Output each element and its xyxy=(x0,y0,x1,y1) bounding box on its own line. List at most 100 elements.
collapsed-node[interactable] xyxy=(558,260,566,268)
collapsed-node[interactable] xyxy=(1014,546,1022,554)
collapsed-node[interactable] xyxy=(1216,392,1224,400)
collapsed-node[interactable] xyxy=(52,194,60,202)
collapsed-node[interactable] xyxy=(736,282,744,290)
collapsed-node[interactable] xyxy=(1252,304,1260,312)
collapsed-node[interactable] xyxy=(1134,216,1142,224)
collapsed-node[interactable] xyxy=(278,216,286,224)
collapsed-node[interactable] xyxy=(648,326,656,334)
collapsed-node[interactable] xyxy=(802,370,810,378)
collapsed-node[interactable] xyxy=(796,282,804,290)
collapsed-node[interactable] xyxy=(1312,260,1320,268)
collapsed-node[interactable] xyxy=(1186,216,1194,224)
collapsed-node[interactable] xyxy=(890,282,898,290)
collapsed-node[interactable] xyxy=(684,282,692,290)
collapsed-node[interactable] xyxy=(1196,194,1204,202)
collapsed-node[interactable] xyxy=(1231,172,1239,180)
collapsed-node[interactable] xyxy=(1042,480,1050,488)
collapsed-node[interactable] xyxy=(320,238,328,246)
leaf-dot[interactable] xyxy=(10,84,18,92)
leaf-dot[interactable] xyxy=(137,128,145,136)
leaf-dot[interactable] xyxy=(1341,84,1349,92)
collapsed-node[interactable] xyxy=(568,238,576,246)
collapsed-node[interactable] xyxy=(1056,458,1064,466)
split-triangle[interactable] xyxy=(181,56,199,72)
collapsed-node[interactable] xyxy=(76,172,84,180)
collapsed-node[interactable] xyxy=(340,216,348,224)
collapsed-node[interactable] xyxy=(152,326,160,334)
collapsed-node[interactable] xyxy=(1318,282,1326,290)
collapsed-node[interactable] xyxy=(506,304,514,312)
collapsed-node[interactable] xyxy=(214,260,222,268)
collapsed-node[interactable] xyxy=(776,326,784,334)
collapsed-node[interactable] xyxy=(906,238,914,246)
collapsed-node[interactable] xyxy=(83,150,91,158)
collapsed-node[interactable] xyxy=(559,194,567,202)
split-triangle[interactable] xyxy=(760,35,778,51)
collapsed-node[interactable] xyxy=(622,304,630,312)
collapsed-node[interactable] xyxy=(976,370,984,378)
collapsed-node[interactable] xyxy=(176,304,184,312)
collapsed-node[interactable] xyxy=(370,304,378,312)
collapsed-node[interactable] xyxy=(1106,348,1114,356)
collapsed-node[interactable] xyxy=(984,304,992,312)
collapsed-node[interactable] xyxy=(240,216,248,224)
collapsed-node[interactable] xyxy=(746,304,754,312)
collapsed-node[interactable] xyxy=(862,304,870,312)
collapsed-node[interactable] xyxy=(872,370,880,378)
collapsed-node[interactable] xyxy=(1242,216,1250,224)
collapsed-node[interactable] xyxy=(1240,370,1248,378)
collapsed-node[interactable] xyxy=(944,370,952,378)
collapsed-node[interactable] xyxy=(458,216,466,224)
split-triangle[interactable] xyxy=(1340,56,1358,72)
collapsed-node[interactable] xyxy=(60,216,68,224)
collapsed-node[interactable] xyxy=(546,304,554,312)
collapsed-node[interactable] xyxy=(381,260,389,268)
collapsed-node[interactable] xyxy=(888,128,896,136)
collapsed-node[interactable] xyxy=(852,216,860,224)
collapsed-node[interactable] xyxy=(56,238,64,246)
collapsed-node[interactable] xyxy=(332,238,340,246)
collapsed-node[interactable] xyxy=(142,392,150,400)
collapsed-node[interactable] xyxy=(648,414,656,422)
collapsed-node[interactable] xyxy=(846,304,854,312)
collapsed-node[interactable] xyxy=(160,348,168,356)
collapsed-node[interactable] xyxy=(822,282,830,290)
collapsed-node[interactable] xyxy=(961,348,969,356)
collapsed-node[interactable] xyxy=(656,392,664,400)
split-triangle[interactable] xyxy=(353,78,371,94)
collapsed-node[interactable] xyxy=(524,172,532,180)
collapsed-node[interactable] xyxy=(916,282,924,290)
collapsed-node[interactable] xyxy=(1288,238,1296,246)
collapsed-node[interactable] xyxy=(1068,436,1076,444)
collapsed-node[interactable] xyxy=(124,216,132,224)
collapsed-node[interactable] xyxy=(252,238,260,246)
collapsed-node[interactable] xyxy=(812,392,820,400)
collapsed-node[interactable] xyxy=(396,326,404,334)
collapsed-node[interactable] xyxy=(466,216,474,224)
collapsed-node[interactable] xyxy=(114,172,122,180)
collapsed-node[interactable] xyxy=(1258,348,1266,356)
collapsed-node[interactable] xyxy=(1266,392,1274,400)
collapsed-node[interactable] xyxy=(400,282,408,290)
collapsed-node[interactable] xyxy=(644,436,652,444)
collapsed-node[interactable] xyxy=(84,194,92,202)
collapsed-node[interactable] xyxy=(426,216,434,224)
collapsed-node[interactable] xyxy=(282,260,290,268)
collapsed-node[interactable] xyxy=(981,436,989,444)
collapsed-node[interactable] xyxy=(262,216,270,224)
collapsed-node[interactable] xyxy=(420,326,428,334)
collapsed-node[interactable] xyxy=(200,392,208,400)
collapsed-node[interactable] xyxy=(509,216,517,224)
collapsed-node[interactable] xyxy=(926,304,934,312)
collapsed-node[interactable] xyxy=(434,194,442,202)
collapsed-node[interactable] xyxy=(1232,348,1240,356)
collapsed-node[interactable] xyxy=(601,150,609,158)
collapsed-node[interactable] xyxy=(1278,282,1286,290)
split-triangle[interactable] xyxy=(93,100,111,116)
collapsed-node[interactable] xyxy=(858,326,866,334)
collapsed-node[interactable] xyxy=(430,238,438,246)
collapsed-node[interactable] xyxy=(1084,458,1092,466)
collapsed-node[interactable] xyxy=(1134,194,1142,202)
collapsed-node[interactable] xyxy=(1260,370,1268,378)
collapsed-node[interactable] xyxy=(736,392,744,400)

§ **Set exercise**: Copy every one of the records above, line for line, with no changes.

§ **Exercise result**:
Output each element and its xyxy=(x0,y0,x1,y1) bounding box on its own line. List at most 100 elements.
collapsed-node[interactable] xyxy=(558,260,566,268)
collapsed-node[interactable] xyxy=(1014,546,1022,554)
collapsed-node[interactable] xyxy=(1216,392,1224,400)
collapsed-node[interactable] xyxy=(52,194,60,202)
collapsed-node[interactable] xyxy=(736,282,744,290)
collapsed-node[interactable] xyxy=(1252,304,1260,312)
collapsed-node[interactable] xyxy=(1134,216,1142,224)
collapsed-node[interactable] xyxy=(278,216,286,224)
collapsed-node[interactable] xyxy=(648,326,656,334)
collapsed-node[interactable] xyxy=(802,370,810,378)
collapsed-node[interactable] xyxy=(796,282,804,290)
collapsed-node[interactable] xyxy=(1312,260,1320,268)
collapsed-node[interactable] xyxy=(1186,216,1194,224)
collapsed-node[interactable] xyxy=(890,282,898,290)
collapsed-node[interactable] xyxy=(684,282,692,290)
collapsed-node[interactable] xyxy=(1196,194,1204,202)
collapsed-node[interactable] xyxy=(1231,172,1239,180)
collapsed-node[interactable] xyxy=(1042,480,1050,488)
collapsed-node[interactable] xyxy=(320,238,328,246)
leaf-dot[interactable] xyxy=(10,84,18,92)
leaf-dot[interactable] xyxy=(137,128,145,136)
leaf-dot[interactable] xyxy=(1341,84,1349,92)
collapsed-node[interactable] xyxy=(568,238,576,246)
collapsed-node[interactable] xyxy=(1056,458,1064,466)
split-triangle[interactable] xyxy=(181,56,199,72)
collapsed-node[interactable] xyxy=(76,172,84,180)
collapsed-node[interactable] xyxy=(340,216,348,224)
collapsed-node[interactable] xyxy=(152,326,160,334)
collapsed-node[interactable] xyxy=(1318,282,1326,290)
collapsed-node[interactable] xyxy=(506,304,514,312)
collapsed-node[interactable] xyxy=(214,260,222,268)
collapsed-node[interactable] xyxy=(776,326,784,334)
collapsed-node[interactable] xyxy=(906,238,914,246)
collapsed-node[interactable] xyxy=(83,150,91,158)
collapsed-node[interactable] xyxy=(559,194,567,202)
split-triangle[interactable] xyxy=(760,35,778,51)
collapsed-node[interactable] xyxy=(622,304,630,312)
collapsed-node[interactable] xyxy=(976,370,984,378)
collapsed-node[interactable] xyxy=(176,304,184,312)
collapsed-node[interactable] xyxy=(370,304,378,312)
collapsed-node[interactable] xyxy=(1106,348,1114,356)
collapsed-node[interactable] xyxy=(984,304,992,312)
collapsed-node[interactable] xyxy=(240,216,248,224)
collapsed-node[interactable] xyxy=(746,304,754,312)
collapsed-node[interactable] xyxy=(862,304,870,312)
collapsed-node[interactable] xyxy=(872,370,880,378)
collapsed-node[interactable] xyxy=(1242,216,1250,224)
collapsed-node[interactable] xyxy=(1240,370,1248,378)
collapsed-node[interactable] xyxy=(944,370,952,378)
collapsed-node[interactable] xyxy=(458,216,466,224)
split-triangle[interactable] xyxy=(1340,56,1358,72)
collapsed-node[interactable] xyxy=(60,216,68,224)
collapsed-node[interactable] xyxy=(546,304,554,312)
collapsed-node[interactable] xyxy=(381,260,389,268)
collapsed-node[interactable] xyxy=(888,128,896,136)
collapsed-node[interactable] xyxy=(852,216,860,224)
collapsed-node[interactable] xyxy=(56,238,64,246)
collapsed-node[interactable] xyxy=(332,238,340,246)
collapsed-node[interactable] xyxy=(142,392,150,400)
collapsed-node[interactable] xyxy=(648,414,656,422)
collapsed-node[interactable] xyxy=(846,304,854,312)
collapsed-node[interactable] xyxy=(160,348,168,356)
collapsed-node[interactable] xyxy=(822,282,830,290)
collapsed-node[interactable] xyxy=(961,348,969,356)
collapsed-node[interactable] xyxy=(656,392,664,400)
split-triangle[interactable] xyxy=(353,78,371,94)
collapsed-node[interactable] xyxy=(524,172,532,180)
collapsed-node[interactable] xyxy=(916,282,924,290)
collapsed-node[interactable] xyxy=(1288,238,1296,246)
collapsed-node[interactable] xyxy=(1068,436,1076,444)
collapsed-node[interactable] xyxy=(124,216,132,224)
collapsed-node[interactable] xyxy=(252,238,260,246)
collapsed-node[interactable] xyxy=(812,392,820,400)
collapsed-node[interactable] xyxy=(396,326,404,334)
collapsed-node[interactable] xyxy=(466,216,474,224)
collapsed-node[interactable] xyxy=(114,172,122,180)
collapsed-node[interactable] xyxy=(1258,348,1266,356)
collapsed-node[interactable] xyxy=(1266,392,1274,400)
collapsed-node[interactable] xyxy=(400,282,408,290)
collapsed-node[interactable] xyxy=(644,436,652,444)
collapsed-node[interactable] xyxy=(84,194,92,202)
collapsed-node[interactable] xyxy=(426,216,434,224)
collapsed-node[interactable] xyxy=(282,260,290,268)
collapsed-node[interactable] xyxy=(981,436,989,444)
collapsed-node[interactable] xyxy=(262,216,270,224)
collapsed-node[interactable] xyxy=(420,326,428,334)
collapsed-node[interactable] xyxy=(200,392,208,400)
collapsed-node[interactable] xyxy=(509,216,517,224)
collapsed-node[interactable] xyxy=(926,304,934,312)
collapsed-node[interactable] xyxy=(434,194,442,202)
collapsed-node[interactable] xyxy=(1232,348,1240,356)
collapsed-node[interactable] xyxy=(601,150,609,158)
collapsed-node[interactable] xyxy=(1278,282,1286,290)
split-triangle[interactable] xyxy=(93,100,111,116)
collapsed-node[interactable] xyxy=(858,326,866,334)
collapsed-node[interactable] xyxy=(430,238,438,246)
collapsed-node[interactable] xyxy=(1084,458,1092,466)
collapsed-node[interactable] xyxy=(1134,194,1142,202)
collapsed-node[interactable] xyxy=(1260,370,1268,378)
collapsed-node[interactable] xyxy=(736,392,744,400)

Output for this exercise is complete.